== TEXTO PROPORCIONADO

Si hubiéramos vencido a Chernóbil, lo habríamos entendido hasta el final y habríamos escrito más sobre él. En cambio, seguimos viviendo en un mundo cuando nuestra conciencia habita en otro. La realidad resbala sobre nosotros y no tiene cabida en el hombre.
—Sí. No hay modo de atrapar la realidad…
—Un ejemplo. Hasta hoy empleamos los viejos términos: «lejos-cerca», «nuestros-extraños»… Pero ¿qué quiere decir «lejos» o «cerca» después de Chernóbil, cuando ya al cuarto día sus nubes sobrevolaban África y China? La Tierra ha resultado ser tan pequeña. Ya no es la Tierra que conoció Colón. Es limitada. Ahora se nos ha formado una nueva sensación de espacio. Vivimos en un espacio arruinado.

====

> _TAREA 1_
Según el texto sobre Chernóbil, ¿qué sobrevolaban sus nubes ya al cuarto día?
> _TAREA 2_
Explica por qué, según el texto sobre Chernóbil, los términos «lejos» y «cerca» han perdido su sentido.

== SECCIÓN DE DATOS

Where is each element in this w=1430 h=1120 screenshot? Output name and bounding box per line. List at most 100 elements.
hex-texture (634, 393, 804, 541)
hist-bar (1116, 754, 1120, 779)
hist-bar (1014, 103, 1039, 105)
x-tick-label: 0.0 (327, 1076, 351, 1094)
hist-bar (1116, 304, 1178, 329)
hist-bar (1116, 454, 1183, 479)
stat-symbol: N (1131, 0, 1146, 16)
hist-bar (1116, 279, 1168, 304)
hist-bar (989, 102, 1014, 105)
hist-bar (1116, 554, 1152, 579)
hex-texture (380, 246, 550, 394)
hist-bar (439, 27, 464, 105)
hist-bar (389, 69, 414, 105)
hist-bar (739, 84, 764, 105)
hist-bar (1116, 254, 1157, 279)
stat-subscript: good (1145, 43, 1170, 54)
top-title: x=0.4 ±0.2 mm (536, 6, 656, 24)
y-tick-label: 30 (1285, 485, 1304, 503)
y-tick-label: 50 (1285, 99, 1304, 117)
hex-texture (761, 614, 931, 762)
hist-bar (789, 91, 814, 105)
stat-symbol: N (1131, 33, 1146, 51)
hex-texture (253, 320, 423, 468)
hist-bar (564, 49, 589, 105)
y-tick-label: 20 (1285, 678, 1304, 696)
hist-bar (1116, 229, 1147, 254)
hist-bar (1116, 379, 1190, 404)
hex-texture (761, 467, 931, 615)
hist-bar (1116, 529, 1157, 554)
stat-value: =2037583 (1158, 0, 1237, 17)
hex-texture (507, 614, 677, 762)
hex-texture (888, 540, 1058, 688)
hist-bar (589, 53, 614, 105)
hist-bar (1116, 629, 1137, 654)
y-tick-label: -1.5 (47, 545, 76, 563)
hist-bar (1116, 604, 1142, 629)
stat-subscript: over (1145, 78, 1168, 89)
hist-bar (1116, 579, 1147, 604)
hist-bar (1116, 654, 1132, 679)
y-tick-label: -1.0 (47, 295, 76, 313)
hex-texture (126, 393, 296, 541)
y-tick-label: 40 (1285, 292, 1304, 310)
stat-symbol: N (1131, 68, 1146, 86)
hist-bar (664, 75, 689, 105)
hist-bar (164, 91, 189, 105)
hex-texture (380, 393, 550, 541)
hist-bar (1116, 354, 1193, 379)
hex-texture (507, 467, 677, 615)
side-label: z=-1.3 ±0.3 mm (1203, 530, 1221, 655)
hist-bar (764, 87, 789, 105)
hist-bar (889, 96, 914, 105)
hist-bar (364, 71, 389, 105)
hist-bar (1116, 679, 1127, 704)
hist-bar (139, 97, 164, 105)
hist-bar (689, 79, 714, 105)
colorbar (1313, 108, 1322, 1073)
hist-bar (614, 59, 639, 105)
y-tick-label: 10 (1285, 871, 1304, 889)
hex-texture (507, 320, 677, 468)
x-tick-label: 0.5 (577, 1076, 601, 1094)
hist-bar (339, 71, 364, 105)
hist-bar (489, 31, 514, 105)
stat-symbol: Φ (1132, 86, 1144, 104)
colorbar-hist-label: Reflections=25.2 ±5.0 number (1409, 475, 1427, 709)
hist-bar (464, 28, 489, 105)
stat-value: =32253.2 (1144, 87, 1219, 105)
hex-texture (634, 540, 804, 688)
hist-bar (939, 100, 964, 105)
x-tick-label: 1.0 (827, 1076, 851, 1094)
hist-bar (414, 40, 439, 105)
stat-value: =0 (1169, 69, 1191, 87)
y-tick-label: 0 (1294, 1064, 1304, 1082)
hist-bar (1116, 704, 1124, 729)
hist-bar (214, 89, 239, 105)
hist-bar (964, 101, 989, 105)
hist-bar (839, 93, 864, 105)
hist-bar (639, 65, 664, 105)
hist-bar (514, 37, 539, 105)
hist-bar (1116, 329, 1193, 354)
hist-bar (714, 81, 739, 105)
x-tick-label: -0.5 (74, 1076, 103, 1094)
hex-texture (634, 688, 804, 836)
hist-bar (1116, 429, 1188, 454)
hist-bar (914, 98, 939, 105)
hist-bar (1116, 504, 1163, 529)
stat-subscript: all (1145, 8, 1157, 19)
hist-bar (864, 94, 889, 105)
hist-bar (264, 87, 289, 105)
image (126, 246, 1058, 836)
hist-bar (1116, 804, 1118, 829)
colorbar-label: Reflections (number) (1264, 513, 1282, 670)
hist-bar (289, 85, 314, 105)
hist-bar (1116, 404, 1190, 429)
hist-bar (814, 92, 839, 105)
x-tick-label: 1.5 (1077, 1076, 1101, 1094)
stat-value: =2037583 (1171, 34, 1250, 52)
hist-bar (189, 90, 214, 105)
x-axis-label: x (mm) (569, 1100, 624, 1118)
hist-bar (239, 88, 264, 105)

====

> _SOLUCIÓN 1_
Sus nubes sobrevolaban África y China.

> _SOLUCIÓN 2_
Ya al cuarto día, las nubes de Chernóbil sobrevolaban África y China. Eso mostró que la Tierra es pequeña y limitada, y por eso la distancia entre «lejos» y «cerca» dejó de tener el sentido de antes.